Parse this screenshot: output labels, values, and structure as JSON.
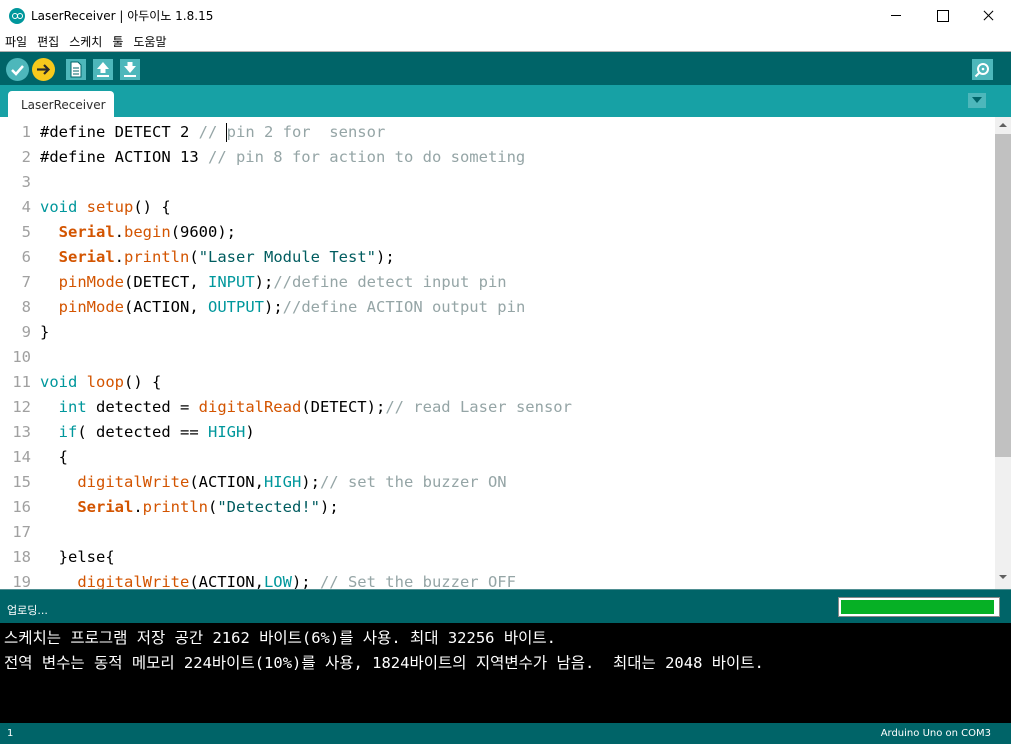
{
  "window": {
    "title": "LaserReceiver | 아두이노 1.8.15"
  },
  "menu": [
    "파일",
    "편집",
    "스케치",
    "툴",
    "도움말"
  ],
  "toolbar": {
    "verify_icon": "check-icon",
    "upload_icon": "arrow-right-icon",
    "new_icon": "new-file-icon",
    "open_icon": "arrow-up-icon",
    "save_icon": "arrow-down-icon",
    "serial_monitor_icon": "magnifier-icon"
  },
  "tabs": [
    {
      "label": "LaserReceiver"
    }
  ],
  "editor": {
    "lines": [
      {
        "n": "1",
        "tokens": [
          [
            "pp",
            "#define"
          ],
          [
            "",
            " DETECT 2 "
          ],
          [
            "cmt",
            "// pin 2 for  sensor"
          ]
        ]
      },
      {
        "n": "2",
        "tokens": [
          [
            "pp",
            "#define"
          ],
          [
            "",
            " ACTION 13 "
          ],
          [
            "cmt",
            "// pin 8 for action to do someting"
          ]
        ]
      },
      {
        "n": "3",
        "tokens": []
      },
      {
        "n": "4",
        "tokens": [
          [
            "kw",
            "void"
          ],
          [
            "",
            " "
          ],
          [
            "fn2",
            "setup"
          ],
          [
            "",
            "() {"
          ]
        ]
      },
      {
        "n": "5",
        "tokens": [
          [
            "",
            "  "
          ],
          [
            "cls",
            "Serial"
          ],
          [
            "",
            "."
          ],
          [
            "fn",
            "begin"
          ],
          [
            "",
            "(9600);"
          ]
        ]
      },
      {
        "n": "6",
        "tokens": [
          [
            "",
            "  "
          ],
          [
            "cls",
            "Serial"
          ],
          [
            "",
            "."
          ],
          [
            "fn",
            "println"
          ],
          [
            "",
            "("
          ],
          [
            "str",
            "\"Laser Module Test\""
          ],
          [
            "",
            ");"
          ]
        ]
      },
      {
        "n": "7",
        "tokens": [
          [
            "",
            "  "
          ],
          [
            "fn",
            "pinMode"
          ],
          [
            "",
            "(DETECT, "
          ],
          [
            "const",
            "INPUT"
          ],
          [
            "",
            ");"
          ],
          [
            "cmt",
            "//define detect input pin"
          ]
        ]
      },
      {
        "n": "8",
        "tokens": [
          [
            "",
            "  "
          ],
          [
            "fn",
            "pinMode"
          ],
          [
            "",
            "(ACTION, "
          ],
          [
            "const",
            "OUTPUT"
          ],
          [
            "",
            ");"
          ],
          [
            "cmt",
            "//define ACTION output pin"
          ]
        ]
      },
      {
        "n": "9",
        "tokens": [
          [
            "",
            "}"
          ]
        ]
      },
      {
        "n": "10",
        "tokens": []
      },
      {
        "n": "11",
        "tokens": [
          [
            "kw",
            "void"
          ],
          [
            "",
            " "
          ],
          [
            "fn2",
            "loop"
          ],
          [
            "",
            "() {"
          ]
        ]
      },
      {
        "n": "12",
        "tokens": [
          [
            "",
            "  "
          ],
          [
            "kw",
            "int"
          ],
          [
            "",
            " detected = "
          ],
          [
            "fn",
            "digitalRead"
          ],
          [
            "",
            "(DETECT);"
          ],
          [
            "cmt",
            "// read Laser sensor"
          ]
        ]
      },
      {
        "n": "13",
        "tokens": [
          [
            "",
            "  "
          ],
          [
            "kw",
            "if"
          ],
          [
            "",
            "( detected == "
          ],
          [
            "const",
            "HIGH"
          ],
          [
            "",
            ")"
          ]
        ]
      },
      {
        "n": "14",
        "tokens": [
          [
            "",
            "  {"
          ]
        ]
      },
      {
        "n": "15",
        "tokens": [
          [
            "",
            "    "
          ],
          [
            "fn",
            "digitalWrite"
          ],
          [
            "",
            "(ACTION,"
          ],
          [
            "const",
            "HIGH"
          ],
          [
            "",
            ");"
          ],
          [
            "cmt",
            "// set the buzzer ON"
          ]
        ]
      },
      {
        "n": "16",
        "tokens": [
          [
            "",
            "    "
          ],
          [
            "cls",
            "Serial"
          ],
          [
            "",
            "."
          ],
          [
            "fn",
            "println"
          ],
          [
            "",
            "("
          ],
          [
            "str",
            "\"Detected!\""
          ],
          [
            "",
            ");"
          ]
        ]
      },
      {
        "n": "17",
        "tokens": []
      },
      {
        "n": "18",
        "tokens": [
          [
            "",
            "  }else{"
          ]
        ]
      },
      {
        "n": "19",
        "tokens": [
          [
            "",
            "    "
          ],
          [
            "fn",
            "digitalWrite"
          ],
          [
            "",
            "(ACTION,"
          ],
          [
            "const",
            "LOW"
          ],
          [
            "",
            "); "
          ],
          [
            "cmt",
            "// Set the buzzer OFF"
          ]
        ]
      }
    ]
  },
  "status": {
    "message": "업로딩...",
    "progress_fraction": 0.98
  },
  "console": {
    "lines": [
      "스케치는 프로그램 저장 공간 2162 바이트(6%)를 사용. 최대 32256 바이트.",
      "전역 변수는 동적 메모리 224바이트(10%)를 사용, 1824바이트의 지역변수가 남음.  최대는 2048 바이트."
    ]
  },
  "footer": {
    "line": "1",
    "board": "Arduino Uno on COM3"
  },
  "colors": {
    "toolbar_bg": "#006468",
    "tab_strip_bg": "#17a1a5",
    "keyword": "#00979c",
    "function": "#d35400",
    "comment": "#95a5a6",
    "string": "#005c5f",
    "progress_fill": "#06b025"
  }
}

§ Task details
Look through the entries and find each line that has the string "define". Copy those lines.

§ Answer to this exercise
            "#define"
            "#define"
            "//define detect input pin"
            "//define ACTION output pin"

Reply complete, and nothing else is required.